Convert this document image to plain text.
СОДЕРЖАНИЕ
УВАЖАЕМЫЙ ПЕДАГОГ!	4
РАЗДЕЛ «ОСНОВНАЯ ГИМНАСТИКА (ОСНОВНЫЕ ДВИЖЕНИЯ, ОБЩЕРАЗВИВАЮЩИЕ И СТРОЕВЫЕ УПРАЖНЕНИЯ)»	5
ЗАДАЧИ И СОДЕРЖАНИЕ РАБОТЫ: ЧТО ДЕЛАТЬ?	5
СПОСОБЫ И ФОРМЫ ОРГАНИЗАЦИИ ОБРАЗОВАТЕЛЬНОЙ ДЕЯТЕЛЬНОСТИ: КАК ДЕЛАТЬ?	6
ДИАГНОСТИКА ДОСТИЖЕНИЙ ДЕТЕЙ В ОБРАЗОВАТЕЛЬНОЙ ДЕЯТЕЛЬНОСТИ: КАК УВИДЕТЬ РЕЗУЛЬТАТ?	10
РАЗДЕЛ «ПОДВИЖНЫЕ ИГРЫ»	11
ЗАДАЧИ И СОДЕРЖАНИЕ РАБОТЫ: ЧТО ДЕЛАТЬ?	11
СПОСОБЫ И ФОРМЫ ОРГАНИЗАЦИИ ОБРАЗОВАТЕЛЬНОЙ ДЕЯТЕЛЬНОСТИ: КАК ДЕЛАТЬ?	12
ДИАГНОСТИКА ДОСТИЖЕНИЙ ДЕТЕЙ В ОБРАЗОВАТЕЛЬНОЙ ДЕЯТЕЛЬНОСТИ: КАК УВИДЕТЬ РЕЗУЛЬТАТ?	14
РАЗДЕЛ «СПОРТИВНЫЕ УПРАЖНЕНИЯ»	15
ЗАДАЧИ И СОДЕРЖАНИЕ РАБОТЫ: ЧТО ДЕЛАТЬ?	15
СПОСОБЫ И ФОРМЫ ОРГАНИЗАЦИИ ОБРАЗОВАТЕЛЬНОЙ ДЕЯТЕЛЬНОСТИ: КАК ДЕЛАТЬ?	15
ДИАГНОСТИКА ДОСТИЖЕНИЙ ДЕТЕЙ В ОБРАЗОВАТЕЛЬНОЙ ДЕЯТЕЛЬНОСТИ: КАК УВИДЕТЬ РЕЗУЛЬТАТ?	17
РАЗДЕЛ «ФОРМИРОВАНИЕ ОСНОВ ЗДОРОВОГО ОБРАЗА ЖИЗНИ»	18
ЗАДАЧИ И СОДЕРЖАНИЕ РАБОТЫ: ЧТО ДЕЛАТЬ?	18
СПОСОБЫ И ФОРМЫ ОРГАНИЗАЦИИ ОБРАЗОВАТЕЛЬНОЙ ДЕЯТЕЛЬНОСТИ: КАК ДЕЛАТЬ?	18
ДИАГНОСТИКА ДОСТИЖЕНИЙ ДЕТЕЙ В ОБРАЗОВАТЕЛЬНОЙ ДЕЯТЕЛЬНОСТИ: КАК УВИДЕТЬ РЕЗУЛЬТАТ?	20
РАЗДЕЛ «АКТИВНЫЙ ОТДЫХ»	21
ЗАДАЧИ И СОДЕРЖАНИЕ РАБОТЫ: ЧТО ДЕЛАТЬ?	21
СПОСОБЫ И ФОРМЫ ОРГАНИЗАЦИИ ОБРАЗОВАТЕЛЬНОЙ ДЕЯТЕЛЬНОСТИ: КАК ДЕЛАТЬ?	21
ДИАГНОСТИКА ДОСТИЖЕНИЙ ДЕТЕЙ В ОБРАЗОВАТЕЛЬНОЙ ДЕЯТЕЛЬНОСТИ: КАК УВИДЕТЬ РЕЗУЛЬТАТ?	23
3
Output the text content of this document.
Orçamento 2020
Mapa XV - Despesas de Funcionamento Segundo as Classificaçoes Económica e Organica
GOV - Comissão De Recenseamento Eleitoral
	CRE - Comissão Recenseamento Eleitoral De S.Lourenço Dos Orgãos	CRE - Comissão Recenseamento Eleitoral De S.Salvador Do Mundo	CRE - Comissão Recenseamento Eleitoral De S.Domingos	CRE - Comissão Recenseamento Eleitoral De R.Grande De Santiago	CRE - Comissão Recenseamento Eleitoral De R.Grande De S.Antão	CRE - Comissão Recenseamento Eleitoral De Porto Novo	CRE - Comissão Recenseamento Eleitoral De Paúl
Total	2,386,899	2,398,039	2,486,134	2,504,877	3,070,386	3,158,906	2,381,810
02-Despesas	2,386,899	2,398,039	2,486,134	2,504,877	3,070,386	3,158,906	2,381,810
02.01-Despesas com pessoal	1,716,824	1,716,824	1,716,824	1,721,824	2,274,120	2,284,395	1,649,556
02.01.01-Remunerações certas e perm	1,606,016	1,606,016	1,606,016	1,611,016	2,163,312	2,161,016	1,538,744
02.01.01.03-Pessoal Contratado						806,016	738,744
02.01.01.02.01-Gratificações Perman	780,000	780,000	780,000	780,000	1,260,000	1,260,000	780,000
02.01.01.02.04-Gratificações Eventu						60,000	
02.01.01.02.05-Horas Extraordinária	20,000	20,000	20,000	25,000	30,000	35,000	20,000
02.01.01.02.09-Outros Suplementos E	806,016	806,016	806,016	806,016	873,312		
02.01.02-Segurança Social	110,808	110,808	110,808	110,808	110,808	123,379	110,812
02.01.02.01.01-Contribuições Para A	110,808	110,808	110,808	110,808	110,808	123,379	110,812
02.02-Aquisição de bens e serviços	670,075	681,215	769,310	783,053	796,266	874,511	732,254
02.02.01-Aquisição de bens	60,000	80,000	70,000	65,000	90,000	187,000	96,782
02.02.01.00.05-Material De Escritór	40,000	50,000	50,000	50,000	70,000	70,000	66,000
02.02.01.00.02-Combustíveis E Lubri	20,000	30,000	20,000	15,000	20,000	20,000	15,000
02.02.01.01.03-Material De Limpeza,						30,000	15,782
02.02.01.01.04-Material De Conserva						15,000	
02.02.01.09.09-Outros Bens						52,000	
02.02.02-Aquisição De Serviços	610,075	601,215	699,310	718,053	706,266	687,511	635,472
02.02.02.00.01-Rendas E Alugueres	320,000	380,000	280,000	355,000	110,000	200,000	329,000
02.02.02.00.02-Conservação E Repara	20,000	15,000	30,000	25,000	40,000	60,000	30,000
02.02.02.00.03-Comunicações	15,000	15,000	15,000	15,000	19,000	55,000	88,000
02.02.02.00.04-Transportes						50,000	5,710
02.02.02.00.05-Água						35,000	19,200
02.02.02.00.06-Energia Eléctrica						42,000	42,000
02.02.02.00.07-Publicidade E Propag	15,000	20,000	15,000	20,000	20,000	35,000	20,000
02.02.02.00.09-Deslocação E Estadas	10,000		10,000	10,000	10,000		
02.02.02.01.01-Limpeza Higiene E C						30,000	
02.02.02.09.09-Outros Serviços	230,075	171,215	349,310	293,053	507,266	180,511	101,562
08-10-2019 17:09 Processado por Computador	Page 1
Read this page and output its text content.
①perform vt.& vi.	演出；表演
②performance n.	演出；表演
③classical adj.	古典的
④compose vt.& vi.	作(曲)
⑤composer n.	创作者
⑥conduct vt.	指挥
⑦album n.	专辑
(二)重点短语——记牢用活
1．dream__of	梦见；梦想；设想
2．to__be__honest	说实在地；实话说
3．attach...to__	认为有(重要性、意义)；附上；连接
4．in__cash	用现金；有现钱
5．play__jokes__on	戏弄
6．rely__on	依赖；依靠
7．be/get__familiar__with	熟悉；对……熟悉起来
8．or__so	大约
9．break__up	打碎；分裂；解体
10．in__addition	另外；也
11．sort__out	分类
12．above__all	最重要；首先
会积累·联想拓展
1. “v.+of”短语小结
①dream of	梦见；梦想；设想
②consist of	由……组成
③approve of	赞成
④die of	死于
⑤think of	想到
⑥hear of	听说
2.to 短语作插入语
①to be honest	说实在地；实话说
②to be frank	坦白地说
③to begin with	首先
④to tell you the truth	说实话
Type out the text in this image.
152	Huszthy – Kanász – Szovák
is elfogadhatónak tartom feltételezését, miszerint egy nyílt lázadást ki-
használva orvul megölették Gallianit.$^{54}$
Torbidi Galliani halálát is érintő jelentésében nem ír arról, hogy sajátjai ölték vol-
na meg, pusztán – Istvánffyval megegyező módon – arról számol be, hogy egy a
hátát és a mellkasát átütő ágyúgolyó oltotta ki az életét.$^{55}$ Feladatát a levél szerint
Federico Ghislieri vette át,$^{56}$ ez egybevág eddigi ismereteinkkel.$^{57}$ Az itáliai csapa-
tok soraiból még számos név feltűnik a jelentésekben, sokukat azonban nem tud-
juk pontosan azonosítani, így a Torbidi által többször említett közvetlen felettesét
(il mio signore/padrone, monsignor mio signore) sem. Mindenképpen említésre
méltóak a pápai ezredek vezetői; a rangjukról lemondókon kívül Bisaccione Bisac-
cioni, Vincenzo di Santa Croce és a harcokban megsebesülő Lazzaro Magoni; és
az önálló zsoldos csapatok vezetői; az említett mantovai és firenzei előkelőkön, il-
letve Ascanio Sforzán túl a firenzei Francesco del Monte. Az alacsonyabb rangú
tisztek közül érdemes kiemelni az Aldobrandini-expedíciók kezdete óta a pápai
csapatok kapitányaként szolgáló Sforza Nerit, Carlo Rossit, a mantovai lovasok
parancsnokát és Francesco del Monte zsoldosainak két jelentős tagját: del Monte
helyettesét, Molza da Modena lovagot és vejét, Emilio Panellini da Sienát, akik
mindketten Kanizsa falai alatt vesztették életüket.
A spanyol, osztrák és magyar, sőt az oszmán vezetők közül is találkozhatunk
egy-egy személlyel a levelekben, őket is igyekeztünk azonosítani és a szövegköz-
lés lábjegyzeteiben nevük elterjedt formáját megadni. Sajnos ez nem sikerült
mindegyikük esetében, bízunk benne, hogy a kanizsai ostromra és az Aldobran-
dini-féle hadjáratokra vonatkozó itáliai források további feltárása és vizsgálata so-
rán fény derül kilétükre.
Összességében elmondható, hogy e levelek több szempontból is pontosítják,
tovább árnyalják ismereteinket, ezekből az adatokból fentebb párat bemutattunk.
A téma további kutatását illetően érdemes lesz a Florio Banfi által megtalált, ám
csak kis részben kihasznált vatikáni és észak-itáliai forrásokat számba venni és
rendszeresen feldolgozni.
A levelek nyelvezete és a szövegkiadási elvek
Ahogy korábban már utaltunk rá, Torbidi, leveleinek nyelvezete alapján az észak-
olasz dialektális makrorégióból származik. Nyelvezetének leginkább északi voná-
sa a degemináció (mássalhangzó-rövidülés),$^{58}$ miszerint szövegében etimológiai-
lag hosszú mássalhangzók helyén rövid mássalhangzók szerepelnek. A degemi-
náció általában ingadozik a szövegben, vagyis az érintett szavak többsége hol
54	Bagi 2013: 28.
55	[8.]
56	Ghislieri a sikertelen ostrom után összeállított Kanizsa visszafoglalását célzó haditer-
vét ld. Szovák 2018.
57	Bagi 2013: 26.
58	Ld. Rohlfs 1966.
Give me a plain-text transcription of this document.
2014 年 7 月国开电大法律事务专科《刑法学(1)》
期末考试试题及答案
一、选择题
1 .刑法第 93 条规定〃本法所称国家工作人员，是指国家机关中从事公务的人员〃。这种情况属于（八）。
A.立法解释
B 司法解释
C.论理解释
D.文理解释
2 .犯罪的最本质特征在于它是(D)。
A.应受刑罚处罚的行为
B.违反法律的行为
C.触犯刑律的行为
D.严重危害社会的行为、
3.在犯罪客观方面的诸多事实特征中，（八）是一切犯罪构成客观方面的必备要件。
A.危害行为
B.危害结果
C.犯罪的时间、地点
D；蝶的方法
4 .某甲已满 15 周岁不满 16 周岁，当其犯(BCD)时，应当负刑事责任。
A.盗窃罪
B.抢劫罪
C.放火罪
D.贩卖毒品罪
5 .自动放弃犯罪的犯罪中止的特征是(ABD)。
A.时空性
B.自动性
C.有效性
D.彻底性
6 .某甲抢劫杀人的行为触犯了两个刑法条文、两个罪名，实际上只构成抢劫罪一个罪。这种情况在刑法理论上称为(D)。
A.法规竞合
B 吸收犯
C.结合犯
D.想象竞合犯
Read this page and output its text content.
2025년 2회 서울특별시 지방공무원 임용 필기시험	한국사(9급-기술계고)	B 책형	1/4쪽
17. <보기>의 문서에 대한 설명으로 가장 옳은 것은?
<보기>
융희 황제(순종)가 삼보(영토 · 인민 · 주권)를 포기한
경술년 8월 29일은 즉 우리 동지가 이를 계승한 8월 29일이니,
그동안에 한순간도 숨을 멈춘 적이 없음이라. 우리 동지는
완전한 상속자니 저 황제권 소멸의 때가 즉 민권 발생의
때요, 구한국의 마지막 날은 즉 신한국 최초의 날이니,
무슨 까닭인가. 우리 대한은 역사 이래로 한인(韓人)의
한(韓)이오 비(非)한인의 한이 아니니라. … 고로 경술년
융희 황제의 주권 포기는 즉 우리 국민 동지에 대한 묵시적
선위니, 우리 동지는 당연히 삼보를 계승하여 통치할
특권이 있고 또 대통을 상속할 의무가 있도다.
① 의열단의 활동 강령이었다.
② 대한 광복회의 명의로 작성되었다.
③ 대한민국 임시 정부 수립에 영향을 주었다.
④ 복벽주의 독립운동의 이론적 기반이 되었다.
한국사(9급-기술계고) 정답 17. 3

——————————

◆ WHAT TO DO: Take the line that contains "Give me a plain-text" and each line after it down to the last of the records, and retype them exactly; add nothing else.

◆ OUTPUT:
Give me a plain-text transcription of this document.
2014 年 7 月国开电大法律事务专科《刑法学(1)》
期末考试试题及答案
一、选择题
1 .刑法第 93 条规定〃本法所称国家工作人员，是指国家机关中从事公务的人员〃。这种情况属于（八）。
A.立法解释
B 司法解释
C.论理解释
D.文理解释
2 .犯罪的最本质特征在于它是(D)。
A.应受刑罚处罚的行为
B.违反法律的行为
C.触犯刑律的行为
D.严重危害社会的行为、
3.在犯罪客观方面的诸多事实特征中，（八）是一切犯罪构成客观方面的必备要件。
A.危害行为
B.危害结果
C.犯罪的时间、地点
D；蝶的方法
4 .某甲已满 15 周岁不满 16 周岁，当其犯(BCD)时，应当负刑事责任。
A.盗窃罪
B.抢劫罪
C.放火罪
D.贩卖毒品罪
5 .自动放弃犯罪的犯罪中止的特征是(ABD)。
A.时空性
B.自动性
C.有效性
D.彻底性
6 .某甲抢劫杀人的行为触犯了两个刑法条文、两个罪名，实际上只构成抢劫罪一个罪。这种情况在刑法理论上称为(D)。
A.法规竞合
B 吸收犯
C.结合犯
D.想象竞合犯
Read this page and output its text content.
2025년 2회 서울특별시 지방공무원 임용 필기시험	한국사(9급-기술계고)	B 책형	1/4쪽
17. <보기>의 문서에 대한 설명으로 가장 옳은 것은?
<보기>
융희 황제(순종)가 삼보(영토 · 인민 · 주권)를 포기한
경술년 8월 29일은 즉 우리 동지가 이를 계승한 8월 29일이니,
그동안에 한순간도 숨을 멈춘 적이 없음이라. 우리 동지는
완전한 상속자니 저 황제권 소멸의 때가 즉 민권 발생의
때요, 구한국의 마지막 날은 즉 신한국 최초의 날이니,
무슨 까닭인가. 우리 대한은 역사 이래로 한인(韓人)의
한(韓)이오 비(非)한인의 한이 아니니라. … 고로 경술년
융희 황제의 주권 포기는 즉 우리 국민 동지에 대한 묵시적
선위니, 우리 동지는 당연히 삼보를 계승하여 통치할
특권이 있고 또 대통을 상속할 의무가 있도다.
① 의열단의 활동 강령이었다.
② 대한 광복회의 명의로 작성되었다.
③ 대한민국 임시 정부 수립에 영향을 주었다.
④ 복벽주의 독립운동의 이론적 기반이 되었다.
한국사(9급-기술계고) 정답 17. 3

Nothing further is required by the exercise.